> Requirements:
Retype the data that follows line by line, exactly, and leave its pictures out.

* Begin Given information *

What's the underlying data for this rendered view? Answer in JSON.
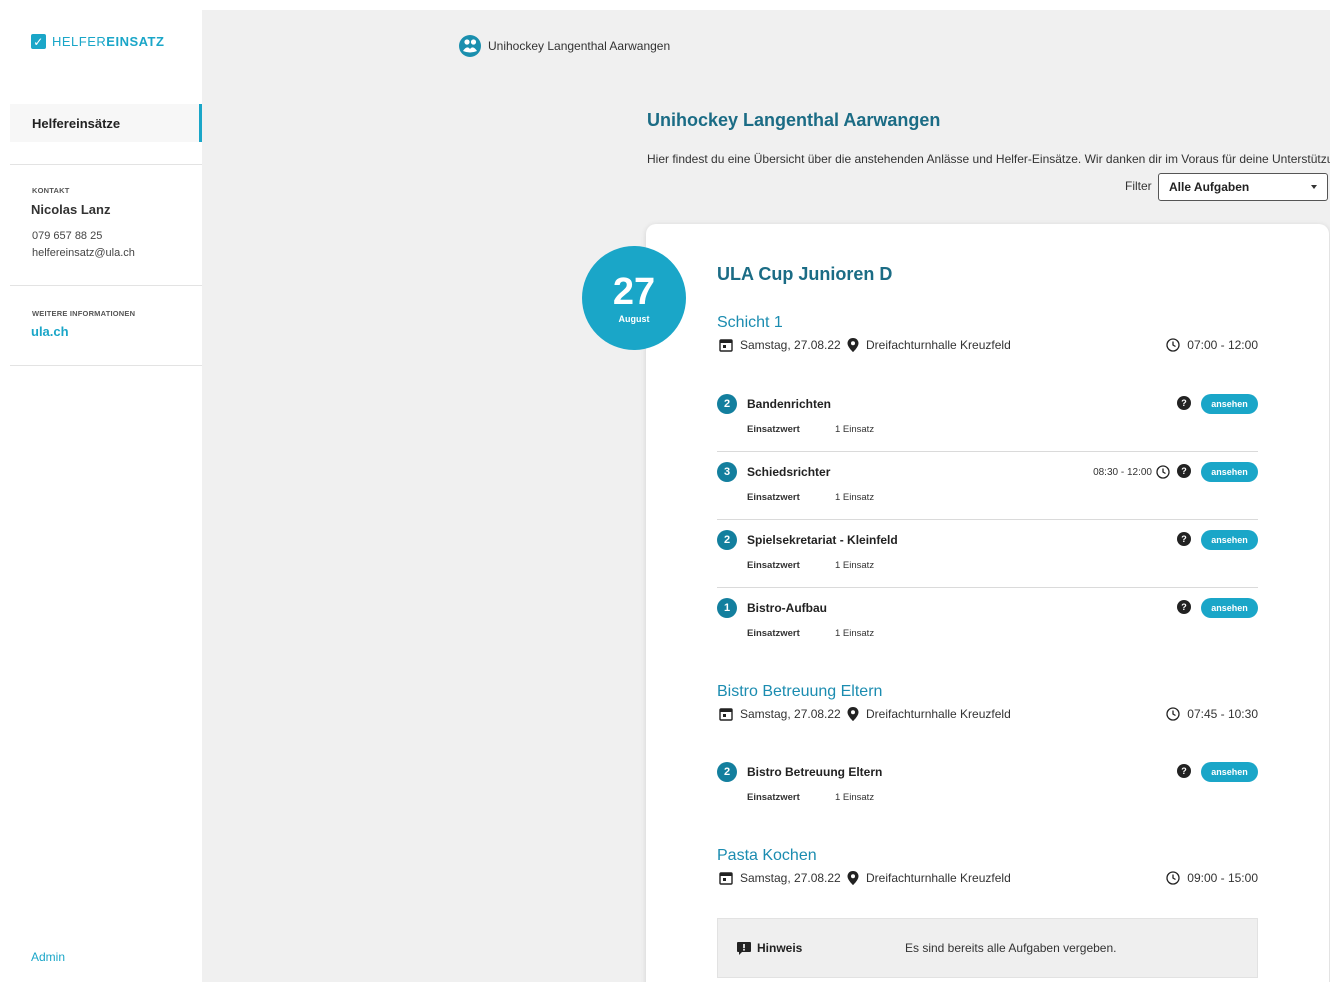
{
  "sidebar": {
    "logo_a": "HELFER",
    "logo_b": "EINSATZ",
    "nav_active": "Helfereinsätze",
    "contact_label": "KONTAKT",
    "contact_name": "Nicolas Lanz",
    "contact_phone": "079 657 88 25",
    "contact_email": "helfereinsatz@ula.ch",
    "info_label": "WEITERE INFORMATIONEN",
    "info_link": "ula.ch",
    "admin": "Admin"
  },
  "header": {
    "org_name": "Unihockey Langenthal Aarwangen"
  },
  "main": {
    "title": "Unihockey Langenthal Aarwangen",
    "intro": "Hier findest du eine Übersicht über die anstehenden Anlässe und Helfer-Einsätze. Wir danken dir im Voraus für deine Unterstützung!",
    "filter_label": "Filter",
    "filter_value": "Alle Aufgaben"
  },
  "event": {
    "day": "27",
    "month": "August",
    "title": "ULA Cup Junioren D",
    "shifts": [
      {
        "title": "Schicht 1",
        "date": "Samstag, 27.08.22",
        "location": "Dreifachturnhalle Kreuzfeld",
        "time": "07:00 - 12:00",
        "tasks": [
          {
            "count": "2",
            "name": "Bandenrichten",
            "ew_label": "Einsatzwert",
            "ew_value": "1 Einsatz",
            "button": "ansehen",
            "time": ""
          },
          {
            "count": "3",
            "name": "Schiedsrichter",
            "ew_label": "Einsatzwert",
            "ew_value": "1 Einsatz",
            "button": "ansehen",
            "time": "08:30 - 12:00"
          },
          {
            "count": "2",
            "name": "Spielsekretariat - Kleinfeld",
            "ew_label": "Einsatzwert",
            "ew_value": "1 Einsatz",
            "button": "ansehen",
            "time": ""
          },
          {
            "count": "1",
            "name": "Bistro-Aufbau",
            "ew_label": "Einsatzwert",
            "ew_value": "1 Einsatz",
            "button": "ansehen",
            "time": ""
          }
        ]
      },
      {
        "title": "Bistro Betreuung Eltern",
        "date": "Samstag, 27.08.22",
        "location": "Dreifachturnhalle Kreuzfeld",
        "time": "07:45 - 10:30",
        "tasks": [
          {
            "count": "2",
            "name": "Bistro Betreuung Eltern",
            "ew_label": "Einsatzwert",
            "ew_value": "1 Einsatz",
            "button": "ansehen",
            "time": ""
          }
        ]
      },
      {
        "title": "Pasta Kochen",
        "date": "Samstag, 27.08.22",
        "location": "Dreifachturnhalle Kreuzfeld",
        "time": "09:00 - 15:00",
        "hint_title": "Hinweis",
        "hint_text": "Es sind bereits alle Aufgaben vergeben."
      }
    ]
  },
  "colors": {
    "accent": "#1aa6c8",
    "title": "#1b6c85",
    "badge": "#137f9e"
  },
  "icons": [
    "check-icon",
    "org-logo-icon",
    "calendar-icon",
    "location-pin-icon",
    "clock-icon",
    "question-icon",
    "alert-icon",
    "caret-down-icon"
  ]
}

* End Given information *

> Task solution:
What's the underlying data for this rendered view? Answer in JSON.
{
  "sidebar": {
    "logo_a": "HELFER",
    "logo_b": "EINSATZ",
    "nav_active": "Helfereinsätze",
    "contact_label": "KONTAKT",
    "contact_name": "Nicolas Lanz",
    "contact_phone": "079 657 88 25",
    "contact_email": "helfereinsatz@ula.ch",
    "info_label": "WEITERE INFORMATIONEN",
    "info_link": "ula.ch",
    "admin": "Admin"
  },
  "header": {
    "org_name": "Unihockey Langenthal Aarwangen"
  },
  "main": {
    "title": "Unihockey Langenthal Aarwangen",
    "intro": "Hier findest du eine Übersicht über die anstehenden Anlässe und Helfer-Einsätze. Wir danken dir im Voraus für deine Unterstützung!",
    "filter_label": "Filter",
    "filter_value": "Alle Aufgaben"
  },
  "event": {
    "day": "27",
    "month": "August",
    "title": "ULA Cup Junioren D",
    "shifts": [
      {
        "title": "Schicht 1",
        "date": "Samstag, 27.08.22",
        "location": "Dreifachturnhalle Kreuzfeld",
        "time": "07:00 - 12:00",
        "tasks": [
          {
            "count": "2",
            "name": "Bandenrichten",
            "ew_label": "Einsatzwert",
            "ew_value": "1 Einsatz",
            "button": "ansehen",
            "time": ""
          },
          {
            "count": "3",
            "name": "Schiedsrichter",
            "ew_label": "Einsatzwert",
            "ew_value": "1 Einsatz",
            "button": "ansehen",
            "time": "08:30 - 12:00"
          },
          {
            "count": "2",
            "name": "Spielsekretariat - Kleinfeld",
            "ew_label": "Einsatzwert",
            "ew_value": "1 Einsatz",
            "button": "ansehen",
            "time": ""
          },
          {
            "count": "1",
            "name": "Bistro-Aufbau",
            "ew_label": "Einsatzwert",
            "ew_value": "1 Einsatz",
            "button": "ansehen",
            "time": ""
          }
        ]
      },
      {
        "title": "Bistro Betreuung Eltern",
        "date": "Samstag, 27.08.22",
        "location": "Dreifachturnhalle Kreuzfeld",
        "time": "07:45 - 10:30",
        "tasks": [
          {
            "count": "2",
            "name": "Bistro Betreuung Eltern",
            "ew_label": "Einsatzwert",
            "ew_value": "1 Einsatz",
            "button": "ansehen",
            "time": ""
          }
        ]
      },
      {
        "title": "Pasta Kochen",
        "date": "Samstag, 27.08.22",
        "location": "Dreifachturnhalle Kreuzfeld",
        "time": "09:00 - 15:00",
        "hint_title": "Hinweis",
        "hint_text": "Es sind bereits alle Aufgaben vergeben."
      }
    ]
  },
  "colors": {
    "accent": "#1aa6c8",
    "title": "#1b6c85",
    "badge": "#137f9e"
  },
  "icons": [
    "check-icon",
    "org-logo-icon",
    "calendar-icon",
    "location-pin-icon",
    "clock-icon",
    "question-icon",
    "alert-icon",
    "caret-down-icon"
  ]
}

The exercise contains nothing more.